▶ Instruction: Copy every line of the data that contains the string "渭南市气象台".

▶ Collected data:
★ ★ ★ ★ ★ ★ ★

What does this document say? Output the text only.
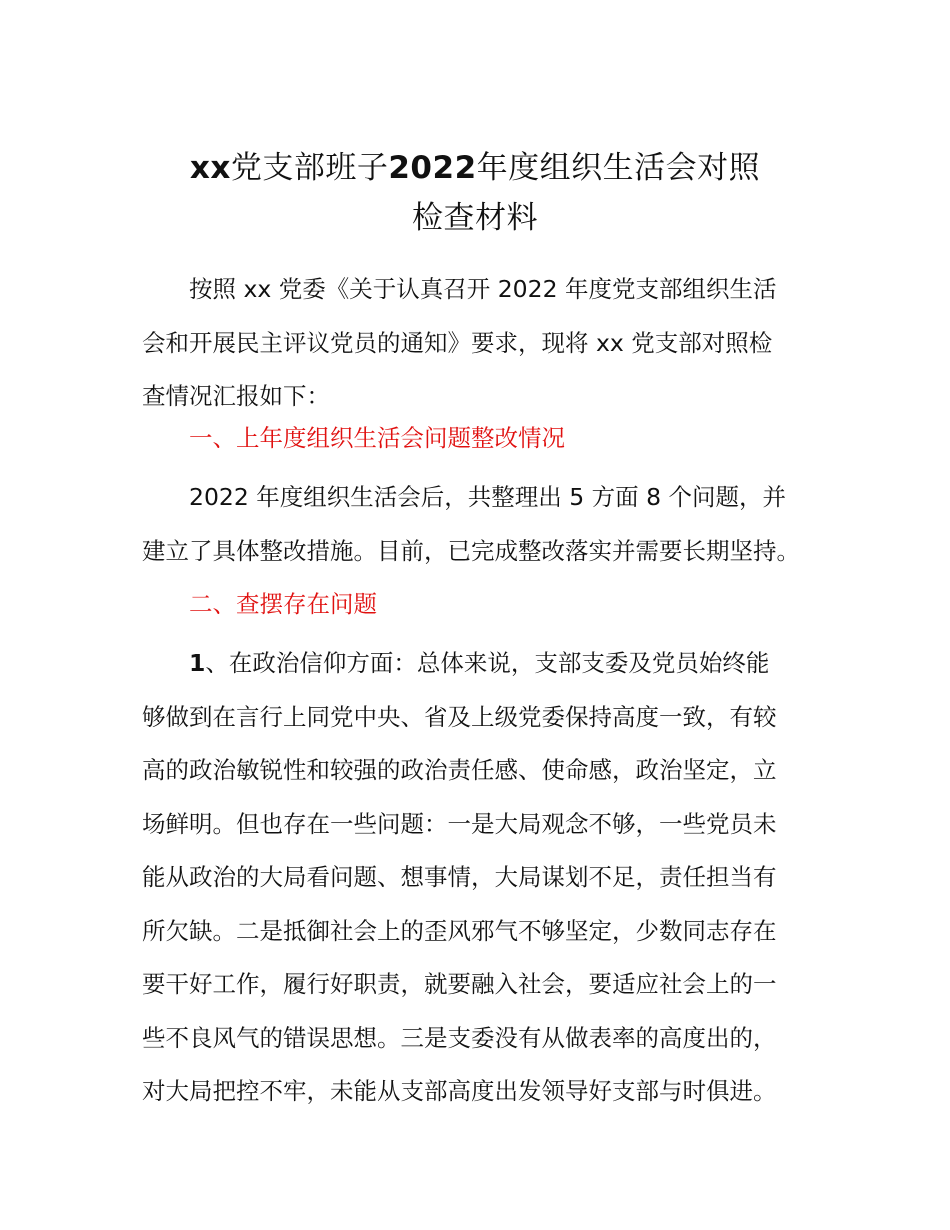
xx党支部班子2022年度组织生活会对照
检查材料
按照 xx 党委《关于认真召开 2022 年度党支部组织生活
会和开展民主评议党员的通知》要求，现将 xx 党支部对照检
查情况汇报如下：
一、上年度组织生活会问题整改情况
2022 年度组织生活会后，共整理出 5 方面 8 个问题，并
建立了具体整改措施。目前，已完成整改落实并需要长期坚持。
二、查摆存在问题
1、在政治信仰方面：总体来说，支部支委及党员始终能
够做到在言行上同党中央、省及上级党委保持高度一致，有较
高的政治敏锐性和较强的政治责任感、使命感，政治坚定，立
场鲜明。但也存在一些问题：一是大局观念不够，一些党员未
能从政治的大局看问题、想事情，大局谋划不足，责任担当有
所欠缺。二是抵御社会上的歪风邪气不够坚定，少数同志存在
要干好工作，履行好职责，就要融入社会，要适应社会上的一
些不良风气的错误思想。三是支委没有从做表率的高度出的，
对大局把控不牢，未能从支部高度出发领导好支部与时俱进。
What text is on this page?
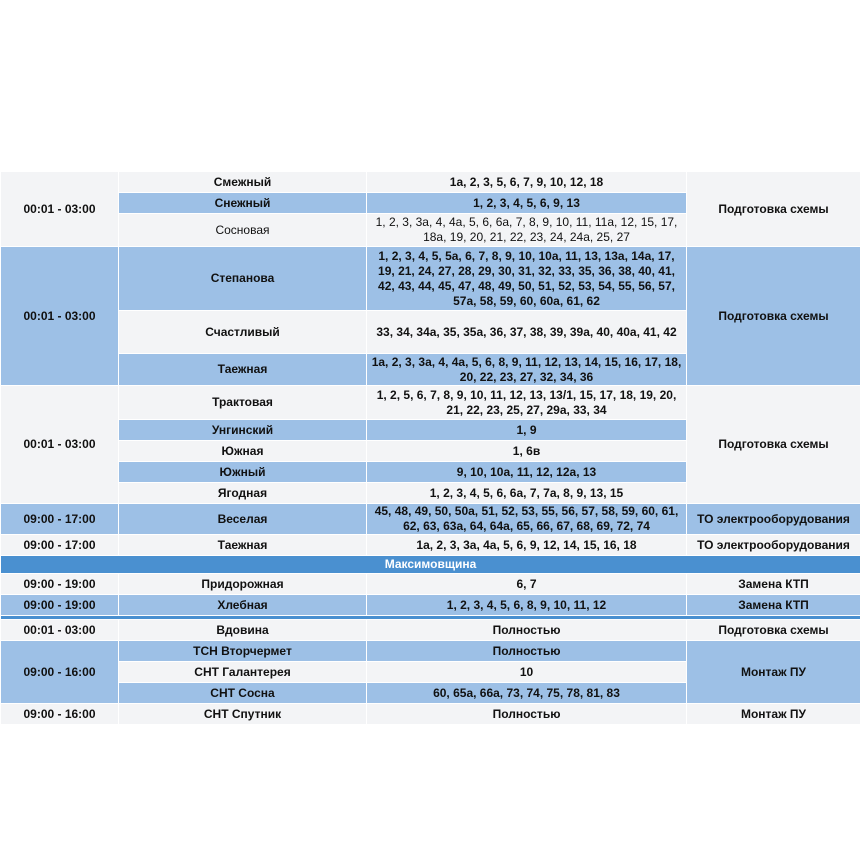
00:01 - 03:00	Смежный	1а, 2, 3, 5, 6, 7, 9, 10, 12, 18	Подготовка схемы
	Снежный	1, 2, 3, 4, 5, 6, 9, 13	
	Сосновая	1, 2, 3, 3а, 4, 4а, 5, 6, 6а, 7, 8, 9, 10, 11, 11а, 12, 15, 17, 18а, 19, 20, 21, 22, 23, 24, 24а, 25, 27	
00:01 - 03:00	Степанова	1, 2, 3, 4, 5, 5а, 6, 7, 8, 9, 10, 10а, 11, 13, 13а, 14а, 17, 19, 21, 24, 27, 28, 29, 30, 31, 32, 33, 35, 36, 38, 40, 41, 42, 43, 44, 45, 47, 48, 49, 50, 51, 52, 53, 54, 55, 56, 57, 57а, 58, 59, 60, 60а, 61, 62	Подготовка схемы
	Счастливый	33, 34, 34а, 35, 35а, 36, 37, 38, 39, 39а, 40, 40а, 41, 42	
	Таежная	1а, 2, 3, 3а, 4, 4а, 5, 6, 8, 9, 11, 12, 13, 14, 15, 16, 17, 18, 20, 22, 23, 27, 32, 34, 36	
00:01 - 03:00	Трактовая	1, 2, 5, 6, 7, 8, 9, 10, 11, 12, 13, 13/1, 15, 17, 18, 19, 20, 21, 22, 23, 25, 27, 29а, 33, 34	Подготовка схемы
	Унгинский	1, 9	
	Южная	1, 6в	
	Южный	9, 10, 10а, 11, 12, 12а, 13	
	Ягодная	1, 2, 3, 4, 5, 6, 6а, 7, 7а, 8, 9, 13, 15	
09:00 - 17:00	Веселая	45, 48, 49, 50, 50а, 51, 52, 53, 55, 56, 57, 58, 59, 60, 61, 62, 63, 63а, 64, 64а, 65, 66, 67, 68, 69, 72, 74	ТО электрооборудования
09:00 - 17:00	Таежная	1а, 2, 3, 3а, 4а, 5, 6, 9, 12, 14, 15, 16, 18	ТО электрооборудования
Максимовщина			
09:00 - 19:00	Придорожная	6, 7	Замена КТП
09:00 - 19:00	Хлебная	1, 2, 3, 4, 5, 6, 8, 9, 10, 11, 12	Замена КТП

00:01 - 03:00	Вдовина	Полностью	Подготовка схемы
09:00 - 16:00	ТСН Вторчермет	Полностью	Монтаж ПУ
	СНТ Галантерея	10	
	СНТ Сосна	60, 65а, 66а, 73, 74, 75, 78, 81, 83	
09:00 - 16:00	СНТ Спутник	Полностью	Монтаж ПУ
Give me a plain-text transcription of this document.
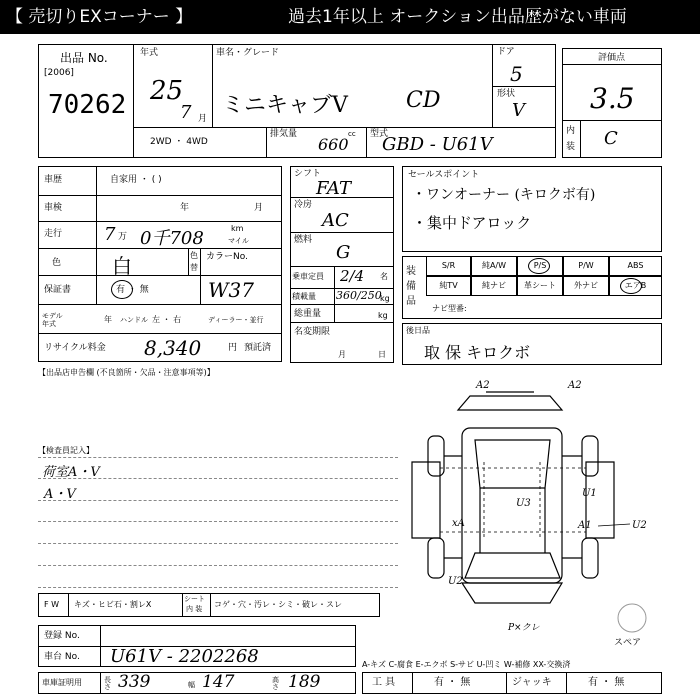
【 売切りEXコーナー 】	過去1年以上 オークション出品歴がない車両
出品 No.
[2006]
70262
年式
25
7 月
車名・グレード
ミニキャブV	CD
2WD ・ 4WD
排気量
660
cc 型式
GBD - U61V
ドア
5
形状
V
評価点
3.5
内
装 C
車歴	自家用 ・ ( )
車検	年	月
走行 7 万 0千708	km
マイル
色	白	色
替
カラーNo.
W37
保証書	有 ・ 無
モデル年式	年 ハンドル 左 ・ 右	ディーラー・並行
リサイクル料金 8,340	円 預託済
シフト
FAT
冷房
AC
燃料
G
乗車定員 2/4 名
積載量 360/250
kg
総重量	kg
名変期限
月	日
セールスポイント
・ワンオーナー (キロクボ有)
・集中ドアロック
装備品
S/R	純A/W	P/S	P/W	ABS
純TV	純ナビ	革シート	外ナビ	エアB
ナビ型番:
後日品
取 保 キロクボ
【出品店申告欄 (不良箇所・欠品・注意事項等)】
【検査員記入】
荷室A・V
A・V
A2	A2
U3
U1
A1	U2
U2
xA
P×クレ
スペア
F W キズ・ヒビ石・割レX
シート
内 装 コゲ・穴・汚レ・シミ・破レ・スレ
登録 No.
車台 No. U61V - 2202268
車庫証明用	長さ 339	幅 147	高さ 189
A-キズ C-腐食 E-エクボ S-サビ U-凹ミ W-補修 XX-交換済
工 具	有 ・ 無	ジャッキ	有 ・ 無
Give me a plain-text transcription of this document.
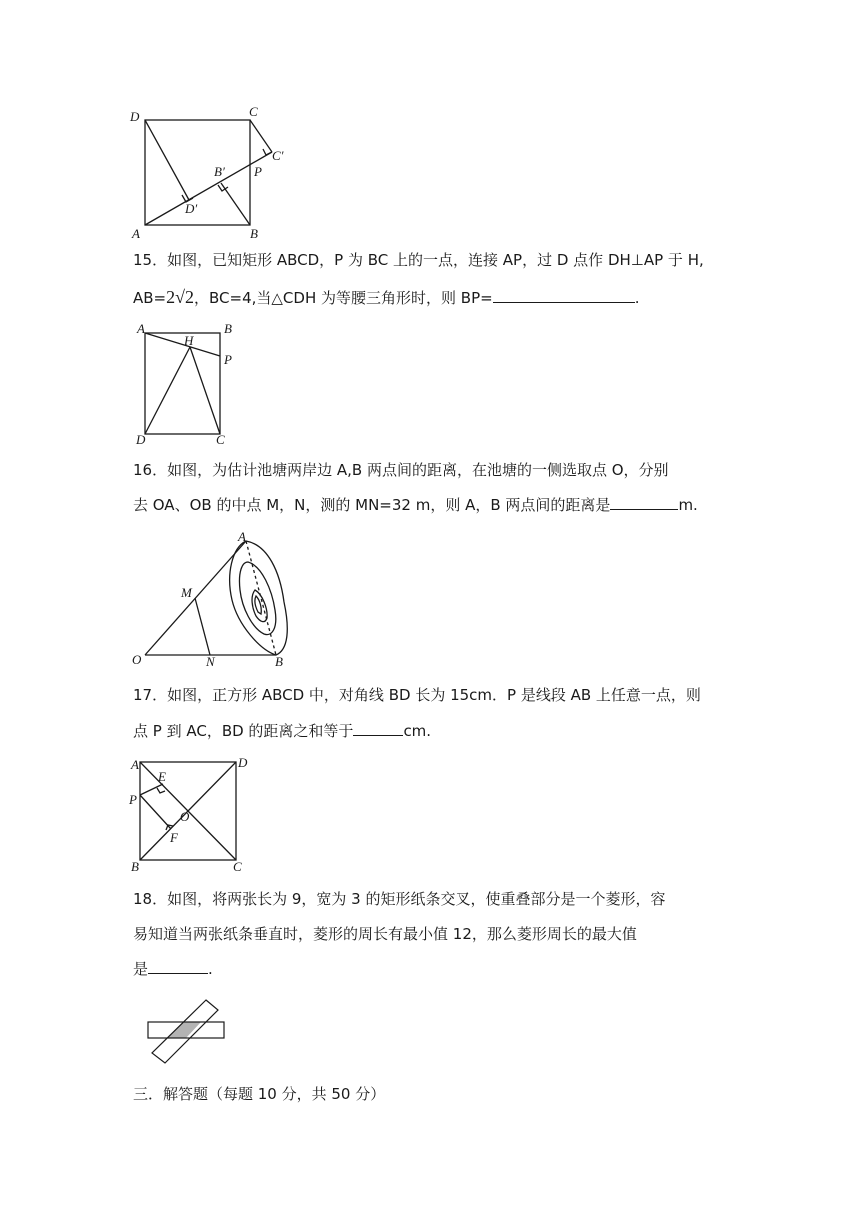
D	C
C′
B′ P
D′
A	B
15．如图，已知矩形 ABCD，P 为 BC 上的一点，连接 AP，过 D 点作 DH⊥AP 于 H,
AB=2√2，BC=4,当△CDH 为等腰三角形时，则 BP=	.
A	B
H
P
D	C
16．如图，为估计池塘两岸边 A,B 两点间的距离，在池塘的一侧选取点 O，分别
去 OA、OB 的中点 M，N，测的 MN=32 m，则 A，B 两点间的距离是	m.
A
M
O	N	B
17．如图，正方形 ABCD 中，对角线 BD 长为 15cm．P 是线段 AB 上任意一点，则
点 P 到 AC，BD 的距离之和等于	cm.
A	D
E
P
O
F
B	C
18．如图，将两张长为 9，宽为 3 的矩形纸条交叉，使重叠部分是一个菱形，容
易知道当两张纸条垂直时，菱形的周长有最小值 12，那么菱形周长的最大值
是	.
三．解答题（每题 10 分，共 50 分）
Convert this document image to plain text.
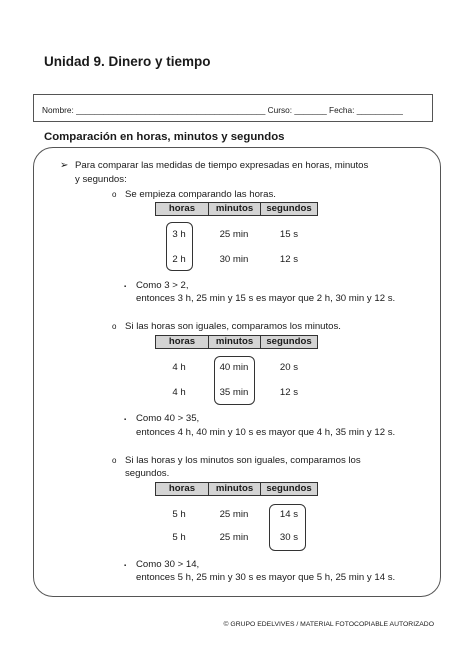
Unidad 9. Dinero y tiempo
Nombre: _________________________________________ Curso: _______ Fecha: __________
Comparación en horas, minutos y segundos
➢ Para comparar las medidas de tiempo expresadas en horas, minutos
y segundos:
o Se empieza comparando las horas.
horas	minutos	segundos
3 h	25 min	15 s
2 h	30 min	12 s
▪ Como 3 > 2,
entonces 3 h, 25 min y 15 s es mayor que 2 h, 30 min y 12 s.
o Si las horas son iguales, comparamos los minutos.
horas	minutos	segundos
4 h	40 min	20 s
4 h	35 min	12 s
▪ Como 40 > 35,
entonces 4 h, 40 min y 10 s es mayor que 4 h, 35 min y 12 s.
o Si las horas y los minutos son iguales, comparamos los
segundos.
horas	minutos	segundos
5 h	25 min	14 s
5 h	25 min	30 s
▪ Como 30 > 14,
entonces 5 h, 25 min y 30 s es mayor que 5 h, 25 min y 14 s.
© GRUPO EDELVIVES / MATERIAL FOTOCOPIABLE AUTORIZADO
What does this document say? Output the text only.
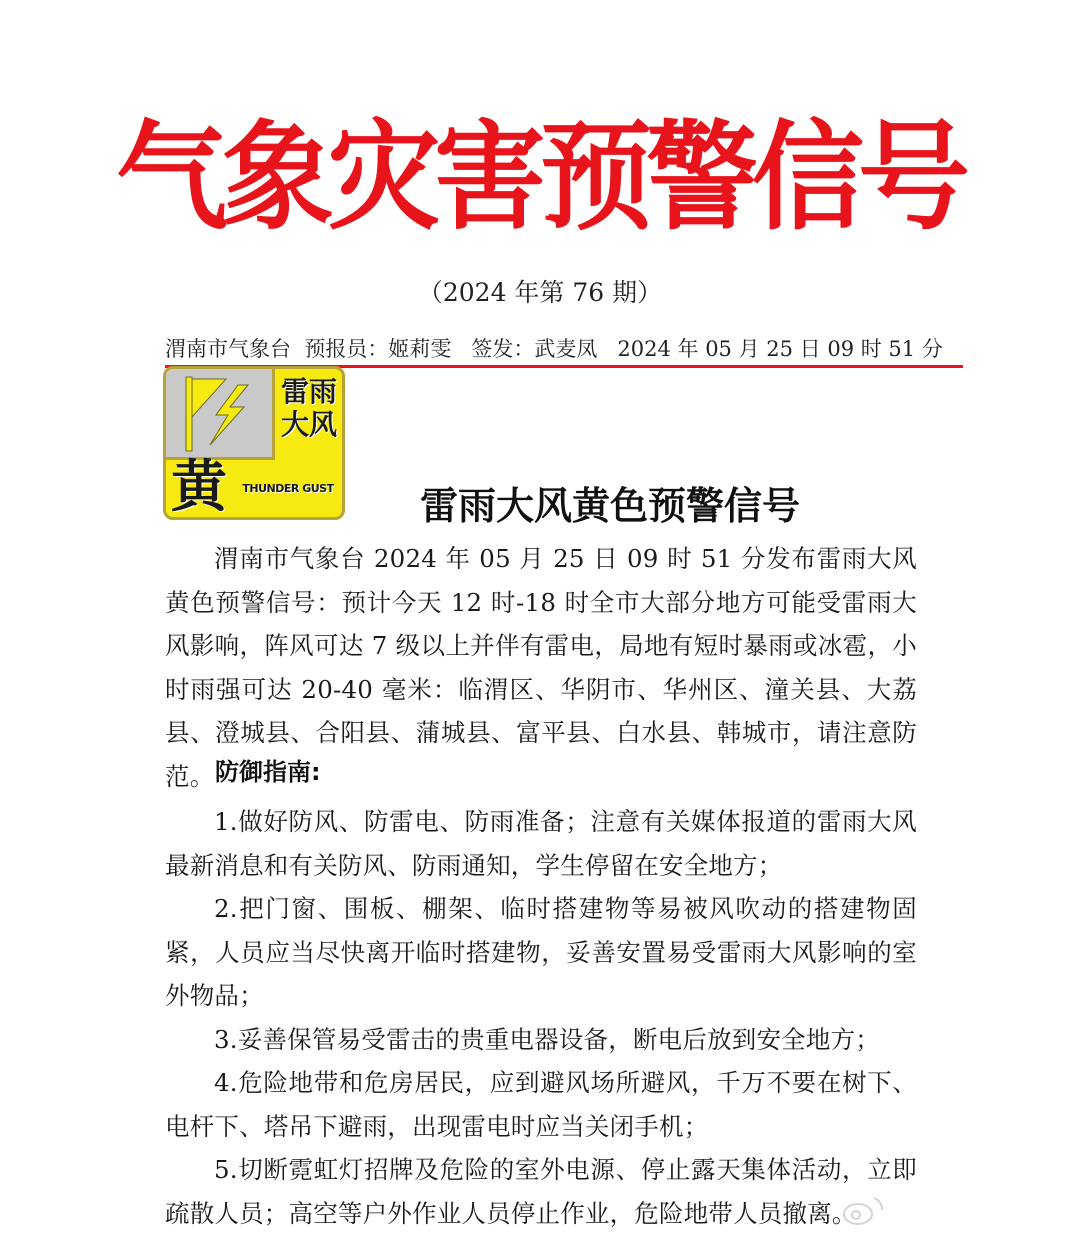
气象灾害预警信号
（2024 年第 76 期）
渭南市气象台  预报员：姬莉雯   签发：武麦凤   2024 年 05 月 25 日 09 时 51 分
雷雨
大风
黄	THUNDER GUST	雷雨大风黄色预警信号

渭南市气象台 2024 年 05 月 25 日 09 时 51 分发布雷雨大风黄色预警信号：预计今天 12 时-18 时全市大部分地方可能受雷雨大风影响，阵风可达 7 级以上并伴有雷电，局地有短时暴雨或冰雹，小时雨强可达 20-40 毫米：临渭区、华阴市、华州区、潼关县、大荔县、澄城县、合阳县、蒲城县、富平县、白水县、韩城市，请注意防范。 防御指南:

1.做好防风、防雷电、防雨准备；注意有关媒体报道的雷雨大风最新消息和有关防风、防雨通知，学生停留在安全地方；

2.把门窗、围板、棚架、临时搭建物等易被风吹动的搭建物固紧，人员应当尽快离开临时搭建物，妥善安置易受雷雨大风影响的室外物品；

3.妥善保管易受雷击的贵重电器设备，断电后放到安全地方；

4.危险地带和危房居民，应到避风场所避风，千万不要在树下、电杆下、塔吊下避雨，出现雷电时应当关闭手机；

5.切断霓虹灯招牌及危险的室外电源、停止露天集体活动，立即疏散人员；高空等户外作业人员停止作业，危险地带人员撤离。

★ ★ ★ ★ ★ ★ ★

▶ Expected output:
渭南市气象台  预报员：姬莉雯   签发：武麦凤   2024 年 05 月 25 日 09 时 51 分
渭南市气象台 2024 年 05 月 25 日 09 时 51 分发布雷雨大风黄色预警信号：预计今天 12 时-18 时全市大部分地方可能受雷雨大风影响，阵风可达 7 级以上并伴有雷电，局地有短时暴雨或冰雹，小时雨强可达 20-40 毫米：临渭区、华阴市、华州区、潼关县、大荔县、澄城县、合阳县、蒲城县、富平县、白水县、韩城市，请注意防范。 防御指南:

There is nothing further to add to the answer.